── Records for this exercise

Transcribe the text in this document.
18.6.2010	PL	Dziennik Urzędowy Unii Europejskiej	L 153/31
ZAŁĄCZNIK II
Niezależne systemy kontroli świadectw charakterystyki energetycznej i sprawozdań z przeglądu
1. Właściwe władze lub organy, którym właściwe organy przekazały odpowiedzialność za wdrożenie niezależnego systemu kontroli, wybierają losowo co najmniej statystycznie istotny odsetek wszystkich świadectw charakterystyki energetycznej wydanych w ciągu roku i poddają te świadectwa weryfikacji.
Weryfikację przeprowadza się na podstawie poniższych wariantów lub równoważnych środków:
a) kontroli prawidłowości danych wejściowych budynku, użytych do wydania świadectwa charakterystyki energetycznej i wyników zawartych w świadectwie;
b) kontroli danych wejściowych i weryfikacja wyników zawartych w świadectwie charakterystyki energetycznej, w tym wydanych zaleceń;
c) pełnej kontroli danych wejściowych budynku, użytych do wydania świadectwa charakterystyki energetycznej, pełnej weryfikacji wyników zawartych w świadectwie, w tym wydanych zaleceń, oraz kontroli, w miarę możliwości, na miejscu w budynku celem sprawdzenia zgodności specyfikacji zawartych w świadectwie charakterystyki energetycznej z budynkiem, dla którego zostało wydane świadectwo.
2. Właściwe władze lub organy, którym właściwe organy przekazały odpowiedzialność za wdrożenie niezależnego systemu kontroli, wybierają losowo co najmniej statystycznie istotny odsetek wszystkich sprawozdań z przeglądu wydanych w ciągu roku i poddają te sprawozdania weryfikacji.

────

*Given problem*. Exactly reproduce every line of the records.

*Task answer*.
Transcribe the text in this document.
18.6.2010	PL	Dziennik Urzędowy Unii Europejskiej	L 153/31
ZAŁĄCZNIK II
Niezależne systemy kontroli świadectw charakterystyki energetycznej i sprawozdań z przeglądu
1. Właściwe władze lub organy, którym właściwe organy przekazały odpowiedzialność za wdrożenie niezależnego systemu kontroli, wybierają losowo co najmniej statystycznie istotny odsetek wszystkich świadectw charakterystyki energetycznej wydanych w ciągu roku i poddają te świadectwa weryfikacji.
Weryfikację przeprowadza się na podstawie poniższych wariantów lub równoważnych środków:
a) kontroli prawidłowości danych wejściowych budynku, użytych do wydania świadectwa charakterystyki energetycznej i wyników zawartych w świadectwie;
b) kontroli danych wejściowych i weryfikacja wyników zawartych w świadectwie charakterystyki energetycznej, w tym wydanych zaleceń;
c) pełnej kontroli danych wejściowych budynku, użytych do wydania świadectwa charakterystyki energetycznej, pełnej weryfikacji wyników zawartych w świadectwie, w tym wydanych zaleceń, oraz kontroli, w miarę możliwości, na miejscu w budynku celem sprawdzenia zgodności specyfikacji zawartych w świadectwie charakterystyki energetycznej z budynkiem, dla którego zostało wydane świadectwo.
2. Właściwe władze lub organy, którym właściwe organy przekazały odpowiedzialność za wdrożenie niezależnego systemu kontroli, wybierają losowo co najmniej statystycznie istotny odsetek wszystkich sprawozdań z przeglądu wydanych w ciągu roku i poddają te sprawozdania weryfikacji.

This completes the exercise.